======== INPUT

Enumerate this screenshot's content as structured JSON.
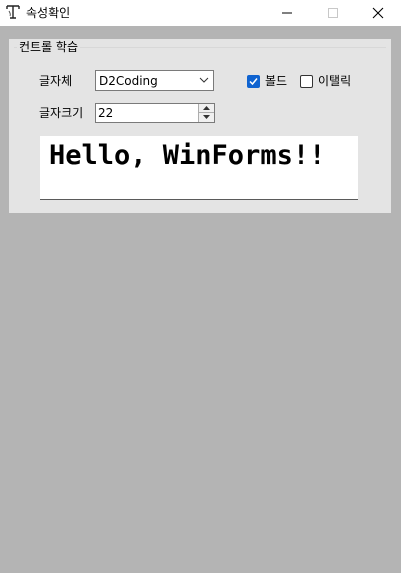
{
  "window": {
    "title": "속성확인",
    "icon": "app-icon",
    "controls": {
      "minimize_icon": "minimize-icon",
      "maximize_icon": "maximize-icon",
      "close_icon": "close-icon"
    }
  },
  "group": {
    "legend": "컨트롤 학습"
  },
  "font_label": "글자체",
  "font_combo": {
    "value": "D2Coding",
    "icon": "chevron-down-icon"
  },
  "bold": {
    "label": "볼드",
    "checked": true,
    "color": "#0f63d0"
  },
  "italic": {
    "label": "이탤릭",
    "checked": false
  },
  "size_label": "글자크기",
  "size_spinner": {
    "value": "22"
  },
  "preview": {
    "text": "Hello, WinForms!!"
  }
}
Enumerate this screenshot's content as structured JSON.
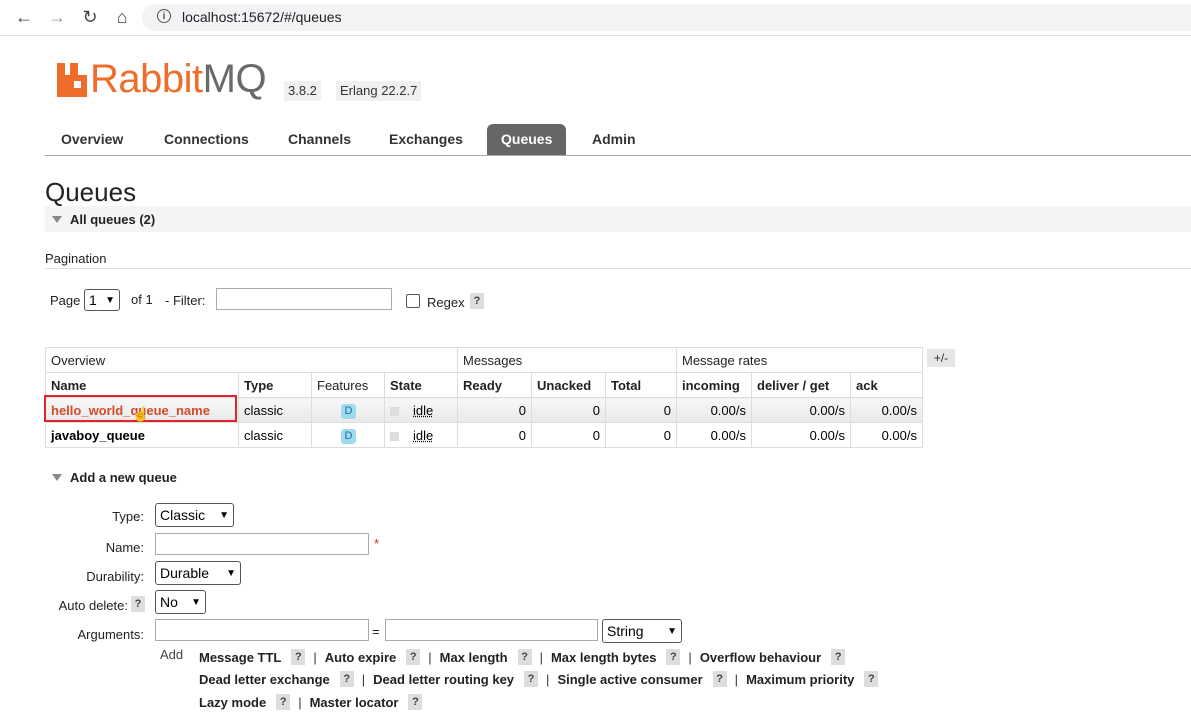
{
  "browser": {
    "url": "localhost:15672/#/queues"
  },
  "brand": {
    "logo_rabbit": "Rabbit",
    "logo_mq": "MQ",
    "version": "3.8.2",
    "erlang": "Erlang 22.2.7",
    "accent": "#ef6d2b"
  },
  "nav": {
    "tabs": [
      "Overview",
      "Connections",
      "Channels",
      "Exchanges",
      "Queues",
      "Admin"
    ],
    "active": "Queues"
  },
  "page": {
    "title": "Queues",
    "all_queues_label": "All queues (2)",
    "pagination_label": "Pagination",
    "page_label": "Page",
    "page_value": "1",
    "of_label": "of 1",
    "filter_label": "- Filter:",
    "filter_value": "",
    "regex_label": "Regex",
    "help": "?"
  },
  "table": {
    "group_headers": [
      "Overview",
      "Messages",
      "Message rates"
    ],
    "columns": [
      "Name",
      "Type",
      "Features",
      "State",
      "Ready",
      "Unacked",
      "Total",
      "incoming",
      "deliver / get",
      "ack"
    ],
    "toggle": "+/-",
    "rows": [
      {
        "name": "hello_world_queue_name",
        "type": "classic",
        "features": "D",
        "state": "idle",
        "ready": "0",
        "unacked": "0",
        "total": "0",
        "incoming": "0.00/s",
        "deliver_get": "0.00/s",
        "ack": "0.00/s"
      },
      {
        "name": "javaboy_queue",
        "type": "classic",
        "features": "D",
        "state": "idle",
        "ready": "0",
        "unacked": "0",
        "total": "0",
        "incoming": "0.00/s",
        "deliver_get": "0.00/s",
        "ack": "0.00/s"
      }
    ]
  },
  "add_queue": {
    "title": "Add a new queue",
    "type_label": "Type:",
    "type_value": "Classic",
    "name_label": "Name:",
    "name_value": "",
    "required_mark": "*",
    "durability_label": "Durability:",
    "durability_value": "Durable",
    "auto_delete_label": "Auto delete:",
    "auto_delete_value": "No",
    "arguments_label": "Arguments:",
    "equals": "=",
    "arg_type_value": "String",
    "add_label": "Add",
    "arg_shortcuts": [
      "Message TTL",
      "Auto expire",
      "Max length",
      "Max length bytes",
      "Overflow behaviour",
      "Dead letter exchange",
      "Dead letter routing key",
      "Single active consumer",
      "Maximum priority",
      "Lazy mode",
      "Master locator"
    ],
    "separator": "|"
  }
}
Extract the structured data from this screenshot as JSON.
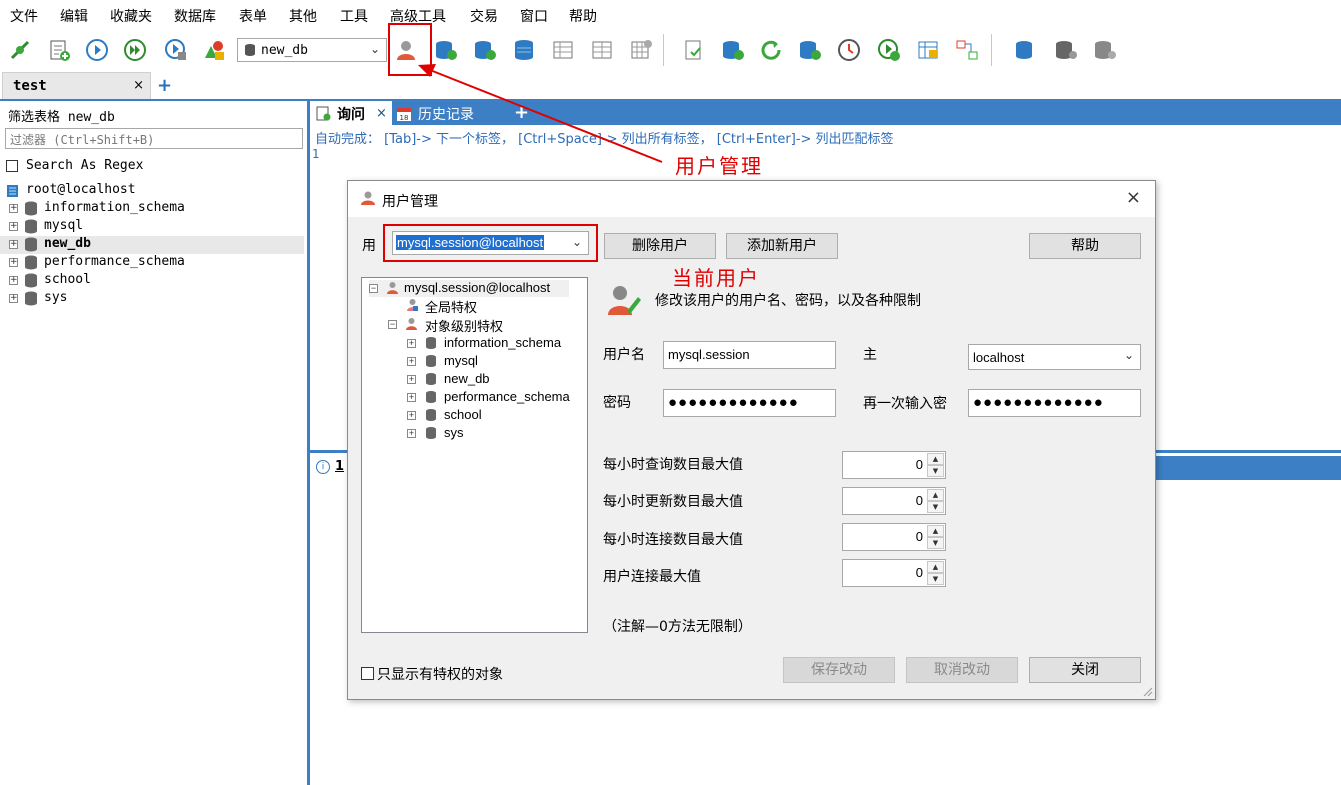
{
  "menu": [
    "文件",
    "编辑",
    "收藏夹",
    "数据库",
    "表单",
    "其他",
    "工具",
    "高级工具",
    "交易",
    "窗口",
    "帮助"
  ],
  "toolbar": {
    "db_selected": "new_db"
  },
  "connection_tab": {
    "label": "test",
    "close": "×",
    "add": "+"
  },
  "left_panel": {
    "filter_title": "筛选表格 new_db",
    "filter_placeholder": "过滤器 (Ctrl+Shift+B)",
    "regex_label": "Search As Regex",
    "host": "root@localhost",
    "databases": [
      "information_schema",
      "mysql",
      "new_db",
      "performance_schema",
      "school",
      "sys"
    ],
    "selected_db": "new_db"
  },
  "query": {
    "tab_query": "询问",
    "tab_history": "历史记录",
    "tab_close": "×",
    "tab_add": "+",
    "autocomplete": "自动完成： [Tab]-> 下一个标签， [Ctrl+Space]-> 列出所有标签， [Ctrl+Enter]-> 列出匹配标签",
    "line_number": "1",
    "result_tab": "1"
  },
  "annotations": {
    "user_mgmt": "用户管理",
    "current_user": "当前用户"
  },
  "dialog": {
    "title": "用户管理",
    "close": "×",
    "user_label": "用",
    "user_value": "mysql.session@localhost",
    "delete_user": "删除用户",
    "add_user": "添加新用户",
    "help": "帮助",
    "tree": {
      "root": "mysql.session@localhost",
      "global": "全局特权",
      "object_level": "对象级别特权",
      "dbs": [
        "information_schema",
        "mysql",
        "new_db",
        "performance_schema",
        "school",
        "sys"
      ]
    },
    "description": "修改该用户的用户名、密码，以及各种限制",
    "username_label": "用户名",
    "username_value": "mysql.session",
    "host_label": "主",
    "host_value": "localhost",
    "password_label": "密码",
    "password_value": "●●●●●●●●●●●●●",
    "confirm_label": "再一次输入密",
    "confirm_value": "●●●●●●●●●●●●●",
    "limits": [
      {
        "label": "每小时查询数目最大值",
        "value": "0"
      },
      {
        "label": "每小时更新数目最大值",
        "value": "0"
      },
      {
        "label": "每小时连接数目最大值",
        "value": "0"
      },
      {
        "label": "用户连接最大值",
        "value": "0"
      }
    ],
    "note": "（注解—0方法无限制）",
    "only_privileged": "只显示有特权的对象",
    "save": "保存改动",
    "cancel": "取消改动",
    "close_btn": "关闭"
  },
  "colors": {
    "accent": "#3c7fc4",
    "annotation": "#e00000",
    "dialog_bg": "#f0f0f0"
  }
}
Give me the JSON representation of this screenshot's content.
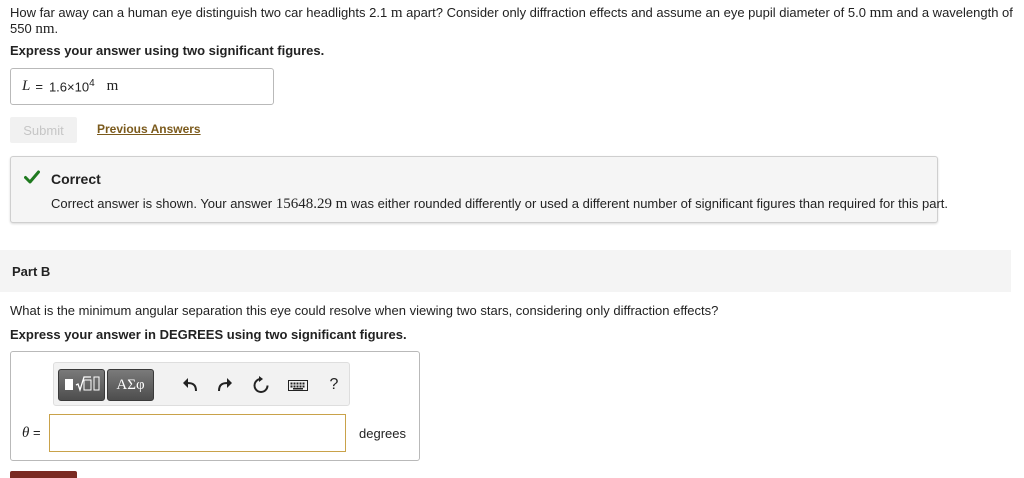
{
  "partA": {
    "question_pre": "How far away can a human eye distinguish two car headlights 2.1 ",
    "unit_m1": "m",
    "question_mid": " apart? Consider only diffraction effects and assume an eye pupil diameter of 5.0 ",
    "unit_mm": "mm",
    "question_post": " and a wavelength of 550 ",
    "unit_nm": "nm",
    "question_end": ".",
    "instruction": "Express your answer using two significant figures.",
    "answer": {
      "variable": "L",
      "equals": "=",
      "mantissa": "1.6×10",
      "exponent": "4",
      "unit": "m"
    },
    "submit_label": "Submit",
    "previous_answers_label": "Previous Answers",
    "feedback": {
      "title": "Correct",
      "msg_pre": "Correct answer is shown. Your answer ",
      "user_answer": "15648.29",
      "user_unit": "m",
      "msg_post": " was either rounded differently or used a different number of significant figures than required for this part.",
      "accent": "#1f7a1f"
    }
  },
  "partB": {
    "header": "Part B",
    "question": "What is the minimum angular separation this eye could resolve when viewing two stars, considering only diffraction effects?",
    "instruction": "Express your answer in DEGREES using two significant figures.",
    "toolbar": {
      "templates_icon": "templates-icon",
      "symbols_label": "ΑΣφ",
      "help_label": "?"
    },
    "input": {
      "variable": "θ",
      "equals": "=",
      "value": "",
      "unit": "degrees"
    }
  },
  "colors": {
    "link": "#7b5a1c",
    "input_border": "#c9a24a",
    "bottom_button": "#7a2a22"
  }
}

================

*TASK TO CARRY OUT*
Every line of the material is to be quoted exactly, with no pictures carried over.

*RIGHT ANSWER*
Enumerate this screenshot's content as structured JSON.
{
  "window": {
    "title": "속성확인",
    "icon": "app-icon",
    "controls": {
      "minimize_icon": "minimize-icon",
      "maximize_icon": "maximize-icon",
      "close_icon": "close-icon"
    }
  },
  "group": {
    "legend": "컨트롤 학습"
  },
  "font_label": "글자체",
  "font_combo": {
    "value": "D2Coding",
    "icon": "chevron-down-icon"
  },
  "bold": {
    "label": "볼드",
    "checked": true,
    "color": "#0f63d0"
  },
  "italic": {
    "label": "이탤릭",
    "checked": false
  },
  "size_label": "글자크기",
  "size_spinner": {
    "value": "22"
  },
  "preview": {
    "text": "Hello, WinForms!!"
  }
}
Enumerate this screenshot's content as structured JSON.
{
  "browser": {
    "url": "localhost:15672/#/queues"
  },
  "brand": {
    "logo_rabbit": "Rabbit",
    "logo_mq": "MQ",
    "version": "3.8.2",
    "erlang": "Erlang 22.2.7",
    "accent": "#ef6d2b"
  },
  "nav": {
    "tabs": [
      "Overview",
      "Connections",
      "Channels",
      "Exchanges",
      "Queues",
      "Admin"
    ],
    "active": "Queues"
  },
  "page": {
    "title": "Queues",
    "all_queues_label": "All queues (2)",
    "pagination_label": "Pagination",
    "page_label": "Page",
    "page_value": "1",
    "of_label": "of 1",
    "filter_label": "- Filter:",
    "filter_value": "",
    "regex_label": "Regex",
    "help": "?"
  },
  "table": {
    "group_headers": [
      "Overview",
      "Messages",
      "Message rates"
    ],
    "columns": [
      "Name",
      "Type",
      "Features",
      "State",
      "Ready",
      "Unacked",
      "Total",
      "incoming",
      "deliver / get",
      "ack"
    ],
    "toggle": "+/-",
    "rows": [
      {
        "name": "hello_world_queue_name",
        "type": "classic",
        "features": "D",
        "state": "idle",
        "ready": "0",
        "unacked": "0",
        "total": "0",
        "incoming": "0.00/s",
        "deliver_get": "0.00/s",
        "ack": "0.00/s"
      },
      {
        "name": "javaboy_queue",
        "type": "classic",
        "features": "D",
        "state": "idle",
        "ready": "0",
        "unacked": "0",
        "total": "0",
        "incoming": "0.00/s",
        "deliver_get": "0.00/s",
        "ack": "0.00/s"
      }
    ]
  },
  "add_queue": {
    "title": "Add a new queue",
    "type_label": "Type:",
    "type_value": "Classic",
    "name_label": "Name:",
    "name_value": "",
    "required_mark": "*",
    "durability_label": "Durability:",
    "durability_value": "Durable",
    "auto_delete_label": "Auto delete:",
    "auto_delete_value": "No",
    "arguments_label": "Arguments:",
    "equals": "=",
    "arg_type_value": "String",
    "add_label": "Add",
    "arg_shortcuts": [
      "Message TTL",
      "Auto expire",
      "Max length",
      "Max length bytes",
      "Overflow behaviour",
      "Dead letter exchange",
      "Dead letter routing key",
      "Single active consumer",
      "Maximum priority",
      "Lazy mode",
      "Master locator"
    ],
    "separator": "|"
  }
}
Extract the structured data from this screenshot as JSON.
{
  "menu": [
    "文件",
    "编辑",
    "收藏夹",
    "数据库",
    "表单",
    "其他",
    "工具",
    "高级工具",
    "交易",
    "窗口",
    "帮助"
  ],
  "toolbar": {
    "db_selected": "new_db"
  },
  "connection_tab": {
    "label": "test",
    "close": "×",
    "add": "+"
  },
  "left_panel": {
    "filter_title": "筛选表格 new_db",
    "filter_placeholder": "过滤器 (Ctrl+Shift+B)",
    "regex_label": "Search As Regex",
    "host": "root@localhost",
    "databases": [
      "information_schema",
      "mysql",
      "new_db",
      "performance_schema",
      "school",
      "sys"
    ],
    "selected_db": "new_db"
  },
  "query": {
    "tab_query": "询问",
    "tab_history": "历史记录",
    "tab_close": "×",
    "tab_add": "+",
    "autocomplete": "自动完成： [Tab]-> 下一个标签， [Ctrl+Space]-> 列出所有标签， [Ctrl+Enter]-> 列出匹配标签",
    "line_number": "1",
    "result_tab": "1"
  },
  "annotations": {
    "user_mgmt": "用户管理",
    "current_user": "当前用户"
  },
  "dialog": {
    "title": "用户管理",
    "close": "×",
    "user_label": "用",
    "user_value": "mysql.session@localhost",
    "delete_user": "删除用户",
    "add_user": "添加新用户",
    "help": "帮助",
    "tree": {
      "root": "mysql.session@localhost",
      "global": "全局特权",
      "object_level": "对象级别特权",
      "dbs": [
        "information_schema",
        "mysql",
        "new_db",
        "performance_schema",
        "school",
        "sys"
      ]
    },
    "description": "修改该用户的用户名、密码，以及各种限制",
    "username_label": "用户名",
    "username_value": "mysql.session",
    "host_label": "主",
    "host_value": "localhost",
    "password_label": "密码",
    "password_value": "●●●●●●●●●●●●●",
    "confirm_label": "再一次输入密",
    "confirm_value": "●●●●●●●●●●●●●",
    "limits": [
      {
        "label": "每小时查询数目最大值",
        "value": "0"
      },
      {
        "label": "每小时更新数目最大值",
        "value": "0"
      },
      {
        "label": "每小时连接数目最大值",
        "value": "0"
      },
      {
        "label": "用户连接最大值",
        "value": "0"
      }
    ],
    "note": "（注解—0方法无限制）",
    "only_privileged": "只显示有特权的对象",
    "save": "保存改动",
    "cancel": "取消改动",
    "close_btn": "关闭"
  },
  "colors": {
    "accent": "#3c7fc4",
    "annotation": "#e00000",
    "dialog_bg": "#f0f0f0"
  }
}
Give me the JSON representation of this screenshot's content.
{
  "partA": {
    "question_pre": "How far away can a human eye distinguish two car headlights 2.1 ",
    "unit_m1": "m",
    "question_mid": " apart? Consider only diffraction effects and assume an eye pupil diameter of 5.0 ",
    "unit_mm": "mm",
    "question_post": " and a wavelength of 550 ",
    "unit_nm": "nm",
    "question_end": ".",
    "instruction": "Express your answer using two significant figures.",
    "answer": {
      "variable": "L",
      "equals": "=",
      "mantissa": "1.6×10",
      "exponent": "4",
      "unit": "m"
    },
    "submit_label": "Submit",
    "previous_answers_label": "Previous Answers",
    "feedback": {
      "title": "Correct",
      "msg_pre": "Correct answer is shown. Your answer ",
      "user_answer": "15648.29",
      "user_unit": "m",
      "msg_post": " was either rounded differently or used a different number of significant figures than required for this part.",
      "accent": "#1f7a1f"
    }
  },
  "partB": {
    "header": "Part B",
    "question": "What is the minimum angular separation this eye could resolve when viewing two stars, considering only diffraction effects?",
    "instruction": "Express your answer in DEGREES using two significant figures.",
    "toolbar": {
      "templates_icon": "templates-icon",
      "symbols_label": "ΑΣφ",
      "help_label": "?"
    },
    "input": {
      "variable": "θ",
      "equals": "=",
      "value": "",
      "unit": "degrees"
    }
  },
  "colors": {
    "link": "#7b5a1c",
    "input_border": "#c9a24a",
    "bottom_button": "#7a2a22"
  }
}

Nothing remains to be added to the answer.